- **WORK ITEM**: Write the records out again, exactly.

- **DATASET ENTRIES**:
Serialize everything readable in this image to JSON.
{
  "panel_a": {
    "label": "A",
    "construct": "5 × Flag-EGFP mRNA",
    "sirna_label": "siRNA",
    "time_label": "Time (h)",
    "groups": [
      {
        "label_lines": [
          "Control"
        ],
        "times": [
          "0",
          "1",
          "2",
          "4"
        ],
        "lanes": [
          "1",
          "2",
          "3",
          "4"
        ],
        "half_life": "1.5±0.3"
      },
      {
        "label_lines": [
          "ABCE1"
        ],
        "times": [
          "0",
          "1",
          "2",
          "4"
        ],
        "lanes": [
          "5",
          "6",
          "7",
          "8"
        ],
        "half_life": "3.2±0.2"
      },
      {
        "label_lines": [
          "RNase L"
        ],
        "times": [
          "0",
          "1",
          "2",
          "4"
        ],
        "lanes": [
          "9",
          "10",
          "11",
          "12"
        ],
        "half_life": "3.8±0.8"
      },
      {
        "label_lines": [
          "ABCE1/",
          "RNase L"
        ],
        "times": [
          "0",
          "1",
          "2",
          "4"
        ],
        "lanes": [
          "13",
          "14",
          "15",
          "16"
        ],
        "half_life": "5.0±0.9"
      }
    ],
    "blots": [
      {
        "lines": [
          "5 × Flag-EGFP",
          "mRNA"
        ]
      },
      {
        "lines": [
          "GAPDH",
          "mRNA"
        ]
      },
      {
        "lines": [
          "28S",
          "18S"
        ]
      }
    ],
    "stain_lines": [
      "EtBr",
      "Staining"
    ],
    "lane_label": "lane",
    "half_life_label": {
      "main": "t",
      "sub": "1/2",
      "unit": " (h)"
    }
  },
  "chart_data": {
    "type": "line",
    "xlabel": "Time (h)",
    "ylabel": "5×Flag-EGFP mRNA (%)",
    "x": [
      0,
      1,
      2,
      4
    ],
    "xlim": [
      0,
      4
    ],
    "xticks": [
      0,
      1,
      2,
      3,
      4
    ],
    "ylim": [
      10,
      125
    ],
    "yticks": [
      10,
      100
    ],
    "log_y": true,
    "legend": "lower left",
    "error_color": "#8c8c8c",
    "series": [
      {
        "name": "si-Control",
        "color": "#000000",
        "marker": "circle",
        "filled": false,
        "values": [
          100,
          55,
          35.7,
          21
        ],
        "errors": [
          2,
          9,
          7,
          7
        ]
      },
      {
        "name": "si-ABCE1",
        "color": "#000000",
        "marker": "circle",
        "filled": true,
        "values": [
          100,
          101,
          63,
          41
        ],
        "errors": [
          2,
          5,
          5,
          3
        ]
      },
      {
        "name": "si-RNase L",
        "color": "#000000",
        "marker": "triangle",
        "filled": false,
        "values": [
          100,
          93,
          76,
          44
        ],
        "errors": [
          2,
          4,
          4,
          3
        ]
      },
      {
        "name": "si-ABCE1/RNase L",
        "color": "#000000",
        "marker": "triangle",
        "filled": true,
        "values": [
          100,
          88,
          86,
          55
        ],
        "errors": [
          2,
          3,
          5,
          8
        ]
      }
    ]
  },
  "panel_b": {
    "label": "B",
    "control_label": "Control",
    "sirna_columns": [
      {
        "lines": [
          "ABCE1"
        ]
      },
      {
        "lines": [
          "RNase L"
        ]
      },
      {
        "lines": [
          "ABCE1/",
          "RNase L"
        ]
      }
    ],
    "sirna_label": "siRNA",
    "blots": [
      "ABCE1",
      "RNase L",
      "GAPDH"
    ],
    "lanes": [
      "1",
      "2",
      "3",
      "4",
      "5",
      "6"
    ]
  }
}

- **OUTPUT FOR THIS EXERCISE**:
Serialize everything readable in this image to JSON.
{
  "panel_a": {
    "label": "A",
    "construct": "5 × Flag-EGFP mRNA",
    "sirna_label": "siRNA",
    "time_label": "Time (h)",
    "groups": [
      {
        "label_lines": [
          "Control"
        ],
        "times": [
          "0",
          "1",
          "2",
          "4"
        ],
        "lanes": [
          "1",
          "2",
          "3",
          "4"
        ],
        "half_life": "1.5±0.3"
      },
      {
        "label_lines": [
          "ABCE1"
        ],
        "times": [
          "0",
          "1",
          "2",
          "4"
        ],
        "lanes": [
          "5",
          "6",
          "7",
          "8"
        ],
        "half_life": "3.2±0.2"
      },
      {
        "label_lines": [
          "RNase L"
        ],
        "times": [
          "0",
          "1",
          "2",
          "4"
        ],
        "lanes": [
          "9",
          "10",
          "11",
          "12"
        ],
        "half_life": "3.8±0.8"
      },
      {
        "label_lines": [
          "ABCE1/",
          "RNase L"
        ],
        "times": [
          "0",
          "1",
          "2",
          "4"
        ],
        "lanes": [
          "13",
          "14",
          "15",
          "16"
        ],
        "half_life": "5.0±0.9"
      }
    ],
    "blots": [
      {
        "lines": [
          "5 × Flag-EGFP",
          "mRNA"
        ]
      },
      {
        "lines": [
          "GAPDH",
          "mRNA"
        ]
      },
      {
        "lines": [
          "28S",
          "18S"
        ]
      }
    ],
    "stain_lines": [
      "EtBr",
      "Staining"
    ],
    "lane_label": "lane",
    "half_life_label": {
      "main": "t",
      "sub": "1/2",
      "unit": " (h)"
    }
  },
  "chart_data": {
    "type": "line",
    "xlabel": "Time (h)",
    "ylabel": "5×Flag-EGFP mRNA (%)",
    "x": [
      0,
      1,
      2,
      4
    ],
    "xlim": [
      0,
      4
    ],
    "xticks": [
      0,
      1,
      2,
      3,
      4
    ],
    "ylim": [
      10,
      125
    ],
    "yticks": [
      10,
      100
    ],
    "log_y": true,
    "legend": "lower left",
    "error_color": "#8c8c8c",
    "series": [
      {
        "name": "si-Control",
        "color": "#000000",
        "marker": "circle",
        "filled": false,
        "values": [
          100,
          55,
          35.7,
          21
        ],
        "errors": [
          2,
          9,
          7,
          7
        ]
      },
      {
        "name": "si-ABCE1",
        "color": "#000000",
        "marker": "circle",
        "filled": true,
        "values": [
          100,
          101,
          63,
          41
        ],
        "errors": [
          2,
          5,
          5,
          3
        ]
      },
      {
        "name": "si-RNase L",
        "color": "#000000",
        "marker": "triangle",
        "filled": false,
        "values": [
          100,
          93,
          76,
          44
        ],
        "errors": [
          2,
          4,
          4,
          3
        ]
      },
      {
        "name": "si-ABCE1/RNase L",
        "color": "#000000",
        "marker": "triangle",
        "filled": true,
        "values": [
          100,
          88,
          86,
          55
        ],
        "errors": [
          2,
          3,
          5,
          8
        ]
      }
    ]
  },
  "panel_b": {
    "label": "B",
    "control_label": "Control",
    "sirna_columns": [
      {
        "lines": [
          "ABCE1"
        ]
      },
      {
        "lines": [
          "RNase L"
        ]
      },
      {
        "lines": [
          "ABCE1/",
          "RNase L"
        ]
      }
    ],
    "sirna_label": "siRNA",
    "blots": [
      "ABCE1",
      "RNase L",
      "GAPDH"
    ],
    "lanes": [
      "1",
      "2",
      "3",
      "4",
      "5",
      "6"
    ]
  }
}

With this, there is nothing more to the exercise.